Dataset items
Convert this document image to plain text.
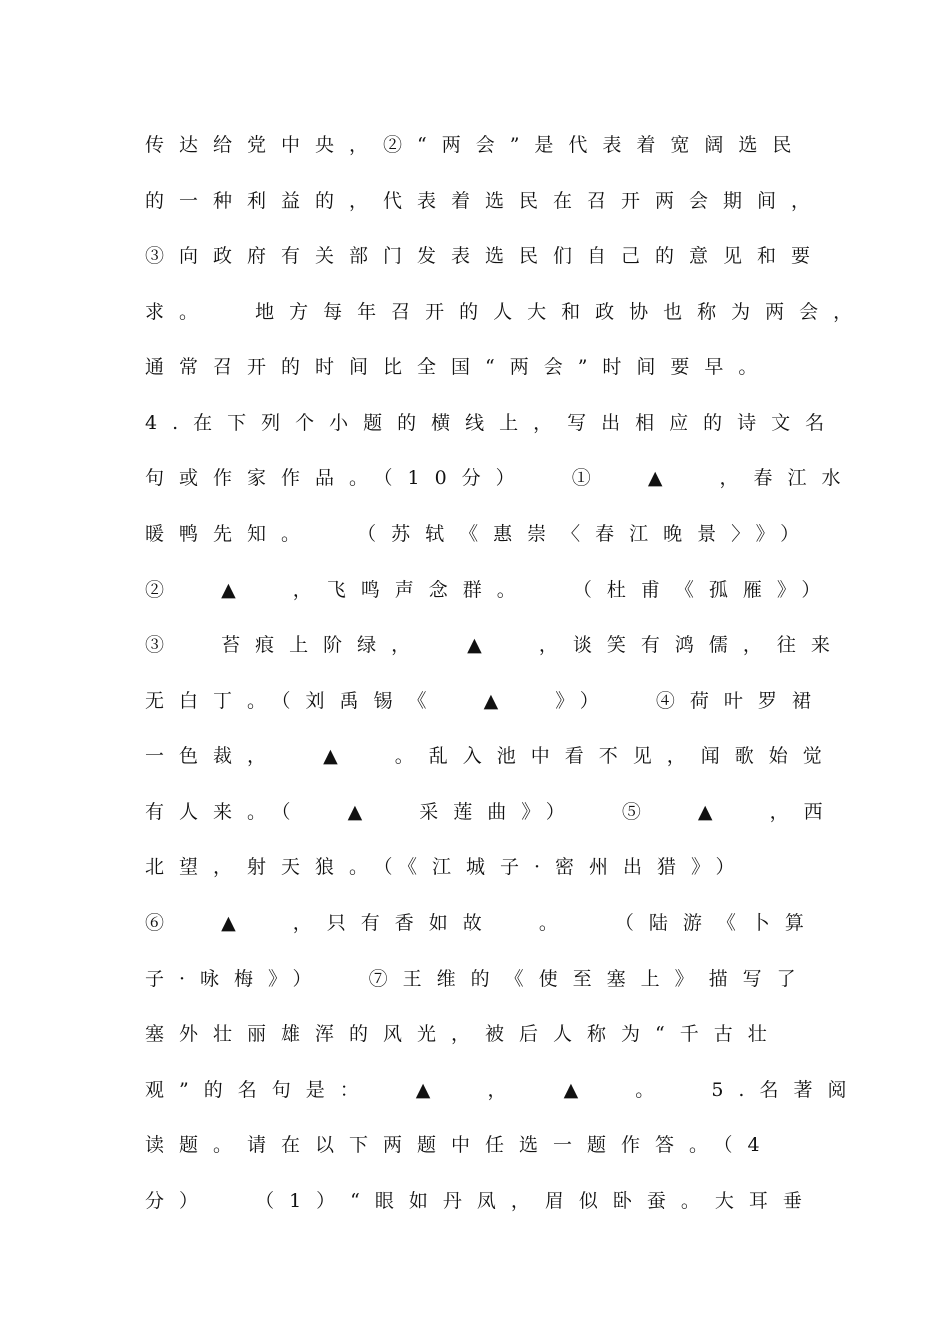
传达给党中央，②“两会”是代表着宽阔选民
的一种利益的，代表着选民在召开两会期间，
③向政府有关部门发表选民们自己的意见和要
求。  地方每年召开的人大和政协也称为两会，
通常召开的时间比全国“两会”时间要早。
4.在下列个小题的横线上，写出相应的诗文名
句或作家作品。（10分）  ①  ▲  ，春江水
暖鸭先知。  （苏轼《惠崇〈春江晚景〉》）
②  ▲  ，飞鸣声念群。  （杜甫《孤雁》）
③  苔痕上阶绿，  ▲  ，谈笑有鸿儒，往来
无白丁。（刘禹锡《  ▲  》）  ④荷叶罗裙
一色裁，  ▲  。乱入池中看不见，闻歌始觉
有人来。（  ▲  采莲曲》）  ⑤  ▲  ，西
北望，射天狼。（《江城子·密州出猎》）
⑥  ▲  ，只有香如故  。  （陆游《卜算
子·咏梅》）  ⑦王维的《使至塞上》描写了
塞外壮丽雄浑的风光，被后人称为“千古壮
观”的名句是：  ▲  ，  ▲  。  5.名著阅
读题。请在以下两题中任选一题作答。（4
分）  （1）“眼如丹凤，眉似卧蚕。大耳垂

### Written task
Leave out the pictures and restate everything else word for word.

### Result for this exercise
Convert this document image to plain text.
传达给党中央，②“两会”是代表着宽阔选民
的一种利益的，代表着选民在召开两会期间，
③向政府有关部门发表选民们自己的意见和要
求。  地方每年召开的人大和政协也称为两会，
通常召开的时间比全国“两会”时间要早。
4.在下列个小题的横线上，写出相应的诗文名
句或作家作品。（10分）  ①  ▲  ，春江水
暖鸭先知。  （苏轼《惠崇〈春江晚景〉》）
②  ▲  ，飞鸣声念群。  （杜甫《孤雁》）
③  苔痕上阶绿，  ▲  ，谈笑有鸿儒，往来
无白丁。（刘禹锡《  ▲  》）  ④荷叶罗裙
一色裁，  ▲  。乱入池中看不见，闻歌始觉
有人来。（  ▲  采莲曲》）  ⑤  ▲  ，西
北望，射天狼。（《江城子·密州出猎》）
⑥  ▲  ，只有香如故  。  （陆游《卜算
子·咏梅》）  ⑦王维的《使至塞上》描写了
塞外壮丽雄浑的风光，被后人称为“千古壮
观”的名句是：  ▲  ，  ▲  。  5.名著阅
读题。请在以下两题中任选一题作答。（4
分）  （1）“眼如丹凤，眉似卧蚕。大耳垂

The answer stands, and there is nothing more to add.